(Figure record listings)
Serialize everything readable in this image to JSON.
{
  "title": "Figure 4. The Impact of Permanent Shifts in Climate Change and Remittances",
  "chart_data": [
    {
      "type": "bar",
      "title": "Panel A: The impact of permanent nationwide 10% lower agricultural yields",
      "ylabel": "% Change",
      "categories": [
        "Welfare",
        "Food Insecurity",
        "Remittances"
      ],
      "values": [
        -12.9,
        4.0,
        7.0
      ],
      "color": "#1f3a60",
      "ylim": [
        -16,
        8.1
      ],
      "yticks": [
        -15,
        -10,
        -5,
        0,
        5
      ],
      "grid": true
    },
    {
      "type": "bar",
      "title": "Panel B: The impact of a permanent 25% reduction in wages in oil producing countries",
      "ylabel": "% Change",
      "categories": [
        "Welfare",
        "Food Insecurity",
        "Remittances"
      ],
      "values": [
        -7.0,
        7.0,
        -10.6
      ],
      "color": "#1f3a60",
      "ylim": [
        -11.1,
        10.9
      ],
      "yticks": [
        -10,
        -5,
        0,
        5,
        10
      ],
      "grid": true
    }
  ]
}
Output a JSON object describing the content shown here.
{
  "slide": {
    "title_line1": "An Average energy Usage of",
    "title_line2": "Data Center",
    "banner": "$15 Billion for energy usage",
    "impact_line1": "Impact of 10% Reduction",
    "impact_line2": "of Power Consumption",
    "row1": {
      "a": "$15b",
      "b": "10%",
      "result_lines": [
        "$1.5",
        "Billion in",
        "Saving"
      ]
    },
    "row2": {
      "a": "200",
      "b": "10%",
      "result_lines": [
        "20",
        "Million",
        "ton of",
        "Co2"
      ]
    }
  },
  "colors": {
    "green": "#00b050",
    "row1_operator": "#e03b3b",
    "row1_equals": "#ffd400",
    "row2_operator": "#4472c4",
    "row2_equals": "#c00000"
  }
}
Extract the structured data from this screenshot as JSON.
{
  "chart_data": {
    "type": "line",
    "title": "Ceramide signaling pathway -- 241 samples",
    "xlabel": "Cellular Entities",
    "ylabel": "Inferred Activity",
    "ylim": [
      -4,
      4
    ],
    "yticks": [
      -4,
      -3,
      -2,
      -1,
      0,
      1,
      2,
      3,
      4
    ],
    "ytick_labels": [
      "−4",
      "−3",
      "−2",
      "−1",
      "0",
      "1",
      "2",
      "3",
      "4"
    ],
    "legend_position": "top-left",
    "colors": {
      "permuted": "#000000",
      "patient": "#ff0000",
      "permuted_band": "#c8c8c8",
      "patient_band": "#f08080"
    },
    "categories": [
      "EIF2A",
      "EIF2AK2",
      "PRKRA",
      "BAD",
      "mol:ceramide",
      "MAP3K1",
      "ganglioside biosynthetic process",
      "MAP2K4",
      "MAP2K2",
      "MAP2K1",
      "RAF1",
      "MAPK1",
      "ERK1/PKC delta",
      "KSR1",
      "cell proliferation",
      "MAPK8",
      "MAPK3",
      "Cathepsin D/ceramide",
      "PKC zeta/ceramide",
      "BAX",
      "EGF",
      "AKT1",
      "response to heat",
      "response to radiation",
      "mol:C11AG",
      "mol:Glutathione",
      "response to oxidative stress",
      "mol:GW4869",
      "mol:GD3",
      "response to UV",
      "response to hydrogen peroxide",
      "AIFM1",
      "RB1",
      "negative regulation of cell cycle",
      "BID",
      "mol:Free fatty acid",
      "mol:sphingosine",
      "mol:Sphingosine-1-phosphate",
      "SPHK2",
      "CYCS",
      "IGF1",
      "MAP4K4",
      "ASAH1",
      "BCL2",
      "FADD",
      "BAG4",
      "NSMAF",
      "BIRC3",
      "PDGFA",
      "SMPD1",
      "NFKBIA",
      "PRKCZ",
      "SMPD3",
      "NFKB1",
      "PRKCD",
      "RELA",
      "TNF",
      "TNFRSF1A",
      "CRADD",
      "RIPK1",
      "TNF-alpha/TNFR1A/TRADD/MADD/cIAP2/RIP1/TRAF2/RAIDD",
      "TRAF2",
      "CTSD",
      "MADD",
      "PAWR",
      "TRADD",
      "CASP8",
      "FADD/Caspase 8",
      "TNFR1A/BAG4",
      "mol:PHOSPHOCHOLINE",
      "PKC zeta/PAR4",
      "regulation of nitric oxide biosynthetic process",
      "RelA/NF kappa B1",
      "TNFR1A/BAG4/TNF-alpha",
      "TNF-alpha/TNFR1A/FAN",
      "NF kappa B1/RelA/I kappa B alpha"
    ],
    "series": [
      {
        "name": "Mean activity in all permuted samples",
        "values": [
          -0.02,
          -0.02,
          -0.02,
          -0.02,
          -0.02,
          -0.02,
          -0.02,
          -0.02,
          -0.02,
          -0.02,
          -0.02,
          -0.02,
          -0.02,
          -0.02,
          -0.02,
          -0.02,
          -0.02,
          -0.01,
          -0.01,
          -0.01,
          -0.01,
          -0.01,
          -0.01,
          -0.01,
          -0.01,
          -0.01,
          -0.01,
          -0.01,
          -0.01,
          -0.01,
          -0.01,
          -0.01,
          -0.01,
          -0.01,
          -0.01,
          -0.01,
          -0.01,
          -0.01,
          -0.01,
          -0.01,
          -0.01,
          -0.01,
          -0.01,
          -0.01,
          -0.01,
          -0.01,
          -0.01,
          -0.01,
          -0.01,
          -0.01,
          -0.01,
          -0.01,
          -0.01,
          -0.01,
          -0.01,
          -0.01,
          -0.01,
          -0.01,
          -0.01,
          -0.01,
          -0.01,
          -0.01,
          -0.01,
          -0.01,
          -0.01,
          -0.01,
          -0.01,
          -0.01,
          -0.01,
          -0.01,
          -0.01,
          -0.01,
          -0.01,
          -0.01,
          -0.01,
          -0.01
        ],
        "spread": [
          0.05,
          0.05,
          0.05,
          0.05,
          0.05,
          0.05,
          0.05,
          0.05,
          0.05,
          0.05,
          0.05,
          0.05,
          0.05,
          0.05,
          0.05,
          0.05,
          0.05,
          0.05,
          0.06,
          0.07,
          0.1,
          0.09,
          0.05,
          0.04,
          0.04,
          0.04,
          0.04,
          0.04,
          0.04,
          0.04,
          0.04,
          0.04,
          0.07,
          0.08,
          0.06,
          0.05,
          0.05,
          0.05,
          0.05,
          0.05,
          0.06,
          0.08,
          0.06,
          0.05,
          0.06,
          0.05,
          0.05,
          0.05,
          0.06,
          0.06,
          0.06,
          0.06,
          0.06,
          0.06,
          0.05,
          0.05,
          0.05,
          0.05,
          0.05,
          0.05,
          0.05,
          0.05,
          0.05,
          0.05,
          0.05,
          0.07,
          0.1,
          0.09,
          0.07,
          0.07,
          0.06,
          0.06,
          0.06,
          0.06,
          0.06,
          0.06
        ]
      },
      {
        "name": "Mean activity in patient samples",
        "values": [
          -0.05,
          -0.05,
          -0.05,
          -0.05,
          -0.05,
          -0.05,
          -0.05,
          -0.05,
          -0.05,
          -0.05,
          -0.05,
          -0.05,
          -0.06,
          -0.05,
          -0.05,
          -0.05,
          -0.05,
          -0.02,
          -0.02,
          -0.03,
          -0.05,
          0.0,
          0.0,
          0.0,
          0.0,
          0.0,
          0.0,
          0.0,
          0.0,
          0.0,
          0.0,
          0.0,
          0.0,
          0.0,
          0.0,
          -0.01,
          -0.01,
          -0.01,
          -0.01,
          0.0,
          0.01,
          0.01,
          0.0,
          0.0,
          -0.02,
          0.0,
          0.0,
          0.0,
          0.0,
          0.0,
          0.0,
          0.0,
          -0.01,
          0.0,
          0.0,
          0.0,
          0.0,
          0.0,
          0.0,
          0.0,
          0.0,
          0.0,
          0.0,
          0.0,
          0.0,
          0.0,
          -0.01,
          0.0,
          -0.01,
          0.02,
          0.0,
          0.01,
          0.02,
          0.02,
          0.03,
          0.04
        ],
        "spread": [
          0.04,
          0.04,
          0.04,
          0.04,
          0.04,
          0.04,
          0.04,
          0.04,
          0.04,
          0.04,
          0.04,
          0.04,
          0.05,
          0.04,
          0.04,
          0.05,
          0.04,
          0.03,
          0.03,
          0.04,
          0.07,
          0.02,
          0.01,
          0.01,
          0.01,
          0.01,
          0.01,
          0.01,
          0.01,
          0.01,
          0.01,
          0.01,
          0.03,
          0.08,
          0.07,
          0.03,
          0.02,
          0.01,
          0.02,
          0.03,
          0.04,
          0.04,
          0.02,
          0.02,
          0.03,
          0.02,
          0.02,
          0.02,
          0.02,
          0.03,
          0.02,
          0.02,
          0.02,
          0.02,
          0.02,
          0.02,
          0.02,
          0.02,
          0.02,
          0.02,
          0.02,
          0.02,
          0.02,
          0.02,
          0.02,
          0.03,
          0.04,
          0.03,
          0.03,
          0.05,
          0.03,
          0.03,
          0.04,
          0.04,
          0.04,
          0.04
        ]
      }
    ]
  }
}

◆ **Objective**:
Filter lines by "Mean" and return each hit.

◆ **Finished exercise**:
        "name": "Mean activity in all permuted samples",
        "name": "Mean activity in patient samples",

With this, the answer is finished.